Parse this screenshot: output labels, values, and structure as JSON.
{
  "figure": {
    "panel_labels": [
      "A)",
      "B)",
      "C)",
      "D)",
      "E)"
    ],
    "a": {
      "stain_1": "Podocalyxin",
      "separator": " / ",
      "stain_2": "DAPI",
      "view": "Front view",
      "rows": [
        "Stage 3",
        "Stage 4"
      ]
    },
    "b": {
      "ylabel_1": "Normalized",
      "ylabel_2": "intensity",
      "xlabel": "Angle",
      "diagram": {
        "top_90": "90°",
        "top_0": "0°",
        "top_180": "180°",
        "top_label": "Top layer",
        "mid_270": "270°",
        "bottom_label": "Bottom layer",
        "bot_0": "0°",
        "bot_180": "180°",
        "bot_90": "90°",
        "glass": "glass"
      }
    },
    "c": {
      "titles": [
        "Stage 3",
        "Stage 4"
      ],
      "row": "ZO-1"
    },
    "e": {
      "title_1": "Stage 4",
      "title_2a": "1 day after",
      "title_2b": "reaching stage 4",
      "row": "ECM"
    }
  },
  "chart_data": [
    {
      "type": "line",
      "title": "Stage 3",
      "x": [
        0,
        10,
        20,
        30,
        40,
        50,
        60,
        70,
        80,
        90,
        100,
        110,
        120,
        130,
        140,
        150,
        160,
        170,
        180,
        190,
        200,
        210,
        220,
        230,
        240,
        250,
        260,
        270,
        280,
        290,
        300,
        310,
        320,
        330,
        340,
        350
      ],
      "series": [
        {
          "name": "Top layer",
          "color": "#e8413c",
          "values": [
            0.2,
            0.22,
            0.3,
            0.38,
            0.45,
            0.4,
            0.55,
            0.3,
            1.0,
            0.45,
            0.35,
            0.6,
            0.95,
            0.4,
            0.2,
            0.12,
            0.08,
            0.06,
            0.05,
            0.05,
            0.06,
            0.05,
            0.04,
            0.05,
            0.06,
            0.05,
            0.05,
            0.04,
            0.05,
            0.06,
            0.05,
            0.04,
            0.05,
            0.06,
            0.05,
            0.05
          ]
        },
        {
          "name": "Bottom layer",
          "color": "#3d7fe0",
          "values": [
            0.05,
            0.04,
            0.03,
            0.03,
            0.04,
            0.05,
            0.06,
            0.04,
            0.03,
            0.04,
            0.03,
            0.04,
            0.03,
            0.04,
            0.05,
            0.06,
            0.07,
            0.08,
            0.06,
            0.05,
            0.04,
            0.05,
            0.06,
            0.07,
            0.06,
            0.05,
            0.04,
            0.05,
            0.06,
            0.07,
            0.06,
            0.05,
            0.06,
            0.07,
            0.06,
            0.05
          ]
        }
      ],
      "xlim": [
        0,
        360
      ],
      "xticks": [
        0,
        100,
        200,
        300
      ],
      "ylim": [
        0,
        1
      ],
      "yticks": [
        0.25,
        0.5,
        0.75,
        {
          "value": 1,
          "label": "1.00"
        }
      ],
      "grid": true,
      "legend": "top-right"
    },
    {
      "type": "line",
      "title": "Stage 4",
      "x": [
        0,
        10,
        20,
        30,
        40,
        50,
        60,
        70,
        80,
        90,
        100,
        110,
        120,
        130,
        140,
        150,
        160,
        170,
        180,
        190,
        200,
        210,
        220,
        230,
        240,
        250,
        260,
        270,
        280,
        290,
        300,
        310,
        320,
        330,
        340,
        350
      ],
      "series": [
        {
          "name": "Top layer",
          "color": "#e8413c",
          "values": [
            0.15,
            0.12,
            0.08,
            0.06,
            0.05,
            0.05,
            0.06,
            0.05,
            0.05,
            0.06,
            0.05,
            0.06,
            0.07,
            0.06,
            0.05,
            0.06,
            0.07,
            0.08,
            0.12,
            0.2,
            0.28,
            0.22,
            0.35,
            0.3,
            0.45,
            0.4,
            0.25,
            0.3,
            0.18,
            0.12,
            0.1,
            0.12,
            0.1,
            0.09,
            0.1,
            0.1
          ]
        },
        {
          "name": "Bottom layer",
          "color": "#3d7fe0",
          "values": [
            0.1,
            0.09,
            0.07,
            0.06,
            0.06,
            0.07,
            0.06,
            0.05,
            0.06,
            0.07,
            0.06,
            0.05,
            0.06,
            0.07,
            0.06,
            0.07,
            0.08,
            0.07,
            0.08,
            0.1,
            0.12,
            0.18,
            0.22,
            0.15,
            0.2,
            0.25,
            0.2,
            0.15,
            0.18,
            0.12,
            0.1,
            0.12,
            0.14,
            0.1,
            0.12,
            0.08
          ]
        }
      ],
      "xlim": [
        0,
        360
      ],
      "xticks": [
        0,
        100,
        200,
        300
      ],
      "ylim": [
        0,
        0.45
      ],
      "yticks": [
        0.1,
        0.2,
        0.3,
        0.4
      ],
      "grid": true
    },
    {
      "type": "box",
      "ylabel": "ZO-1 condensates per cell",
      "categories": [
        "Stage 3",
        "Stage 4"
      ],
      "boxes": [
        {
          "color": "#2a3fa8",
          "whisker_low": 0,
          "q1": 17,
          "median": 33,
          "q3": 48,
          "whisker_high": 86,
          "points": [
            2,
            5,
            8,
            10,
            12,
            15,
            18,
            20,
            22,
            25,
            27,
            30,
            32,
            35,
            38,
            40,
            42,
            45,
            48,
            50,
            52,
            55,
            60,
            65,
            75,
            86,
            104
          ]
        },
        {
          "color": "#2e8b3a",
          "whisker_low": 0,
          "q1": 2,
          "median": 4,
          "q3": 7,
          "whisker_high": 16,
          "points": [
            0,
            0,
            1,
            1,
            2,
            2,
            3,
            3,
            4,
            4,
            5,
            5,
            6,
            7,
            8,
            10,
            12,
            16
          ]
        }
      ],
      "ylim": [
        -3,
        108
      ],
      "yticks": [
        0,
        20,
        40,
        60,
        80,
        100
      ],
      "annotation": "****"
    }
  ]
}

(STATED TASK): Reproduce the material verbatim, line by line.

(RESPONSE FOR THIS EXERCISE):
Parse this screenshot: output labels, values, and structure as JSON.
{
  "figure": {
    "panel_labels": [
      "A)",
      "B)",
      "C)",
      "D)",
      "E)"
    ],
    "a": {
      "stain_1": "Podocalyxin",
      "separator": " / ",
      "stain_2": "DAPI",
      "view": "Front view",
      "rows": [
        "Stage 3",
        "Stage 4"
      ]
    },
    "b": {
      "ylabel_1": "Normalized",
      "ylabel_2": "intensity",
      "xlabel": "Angle",
      "diagram": {
        "top_90": "90°",
        "top_0": "0°",
        "top_180": "180°",
        "top_label": "Top layer",
        "mid_270": "270°",
        "bottom_label": "Bottom layer",
        "bot_0": "0°",
        "bot_180": "180°",
        "bot_90": "90°",
        "glass": "glass"
      }
    },
    "c": {
      "titles": [
        "Stage 3",
        "Stage 4"
      ],
      "row": "ZO-1"
    },
    "e": {
      "title_1": "Stage 4",
      "title_2a": "1 day after",
      "title_2b": "reaching stage 4",
      "row": "ECM"
    }
  },
  "chart_data": [
    {
      "type": "line",
      "title": "Stage 3",
      "x": [
        0,
        10,
        20,
        30,
        40,
        50,
        60,
        70,
        80,
        90,
        100,
        110,
        120,
        130,
        140,
        150,
        160,
        170,
        180,
        190,
        200,
        210,
        220,
        230,
        240,
        250,
        260,
        270,
        280,
        290,
        300,
        310,
        320,
        330,
        340,
        350
      ],
      "series": [
        {
          "name": "Top layer",
          "color": "#e8413c",
          "values": [
            0.2,
            0.22,
            0.3,
            0.38,
            0.45,
            0.4,
            0.55,
            0.3,
            1.0,
            0.45,
            0.35,
            0.6,
            0.95,
            0.4,
            0.2,
            0.12,
            0.08,
            0.06,
            0.05,
            0.05,
            0.06,
            0.05,
            0.04,
            0.05,
            0.06,
            0.05,
            0.05,
            0.04,
            0.05,
            0.06,
            0.05,
            0.04,
            0.05,
            0.06,
            0.05,
            0.05
          ]
        },
        {
          "name": "Bottom layer",
          "color": "#3d7fe0",
          "values": [
            0.05,
            0.04,
            0.03,
            0.03,
            0.04,
            0.05,
            0.06,
            0.04,
            0.03,
            0.04,
            0.03,
            0.04,
            0.03,
            0.04,
            0.05,
            0.06,
            0.07,
            0.08,
            0.06,
            0.05,
            0.04,
            0.05,
            0.06,
            0.07,
            0.06,
            0.05,
            0.04,
            0.05,
            0.06,
            0.07,
            0.06,
            0.05,
            0.06,
            0.07,
            0.06,
            0.05
          ]
        }
      ],
      "xlim": [
        0,
        360
      ],
      "xticks": [
        0,
        100,
        200,
        300
      ],
      "ylim": [
        0,
        1
      ],
      "yticks": [
        0.25,
        0.5,
        0.75,
        {
          "value": 1,
          "label": "1.00"
        }
      ],
      "grid": true,
      "legend": "top-right"
    },
    {
      "type": "line",
      "title": "Stage 4",
      "x": [
        0,
        10,
        20,
        30,
        40,
        50,
        60,
        70,
        80,
        90,
        100,
        110,
        120,
        130,
        140,
        150,
        160,
        170,
        180,
        190,
        200,
        210,
        220,
        230,
        240,
        250,
        260,
        270,
        280,
        290,
        300,
        310,
        320,
        330,
        340,
        350
      ],
      "series": [
        {
          "name": "Top layer",
          "color": "#e8413c",
          "values": [
            0.15,
            0.12,
            0.08,
            0.06,
            0.05,
            0.05,
            0.06,
            0.05,
            0.05,
            0.06,
            0.05,
            0.06,
            0.07,
            0.06,
            0.05,
            0.06,
            0.07,
            0.08,
            0.12,
            0.2,
            0.28,
            0.22,
            0.35,
            0.3,
            0.45,
            0.4,
            0.25,
            0.3,
            0.18,
            0.12,
            0.1,
            0.12,
            0.1,
            0.09,
            0.1,
            0.1
          ]
        },
        {
          "name": "Bottom layer",
          "color": "#3d7fe0",
          "values": [
            0.1,
            0.09,
            0.07,
            0.06,
            0.06,
            0.07,
            0.06,
            0.05,
            0.06,
            0.07,
            0.06,
            0.05,
            0.06,
            0.07,
            0.06,
            0.07,
            0.08,
            0.07,
            0.08,
            0.1,
            0.12,
            0.18,
            0.22,
            0.15,
            0.2,
            0.25,
            0.2,
            0.15,
            0.18,
            0.12,
            0.1,
            0.12,
            0.14,
            0.1,
            0.12,
            0.08
          ]
        }
      ],
      "xlim": [
        0,
        360
      ],
      "xticks": [
        0,
        100,
        200,
        300
      ],
      "ylim": [
        0,
        0.45
      ],
      "yticks": [
        0.1,
        0.2,
        0.3,
        0.4
      ],
      "grid": true
    },
    {
      "type": "box",
      "ylabel": "ZO-1 condensates per cell",
      "categories": [
        "Stage 3",
        "Stage 4"
      ],
      "boxes": [
        {
          "color": "#2a3fa8",
          "whisker_low": 0,
          "q1": 17,
          "median": 33,
          "q3": 48,
          "whisker_high": 86,
          "points": [
            2,
            5,
            8,
            10,
            12,
            15,
            18,
            20,
            22,
            25,
            27,
            30,
            32,
            35,
            38,
            40,
            42,
            45,
            48,
            50,
            52,
            55,
            60,
            65,
            75,
            86,
            104
          ]
        },
        {
          "color": "#2e8b3a",
          "whisker_low": 0,
          "q1": 2,
          "median": 4,
          "q3": 7,
          "whisker_high": 16,
          "points": [
            0,
            0,
            1,
            1,
            2,
            2,
            3,
            3,
            4,
            4,
            5,
            5,
            6,
            7,
            8,
            10,
            12,
            16
          ]
        }
      ],
      "ylim": [
        -3,
        108
      ],
      "yticks": [
        0,
        20,
        40,
        60,
        80,
        100
      ],
      "annotation": "****"
    }
  ]
}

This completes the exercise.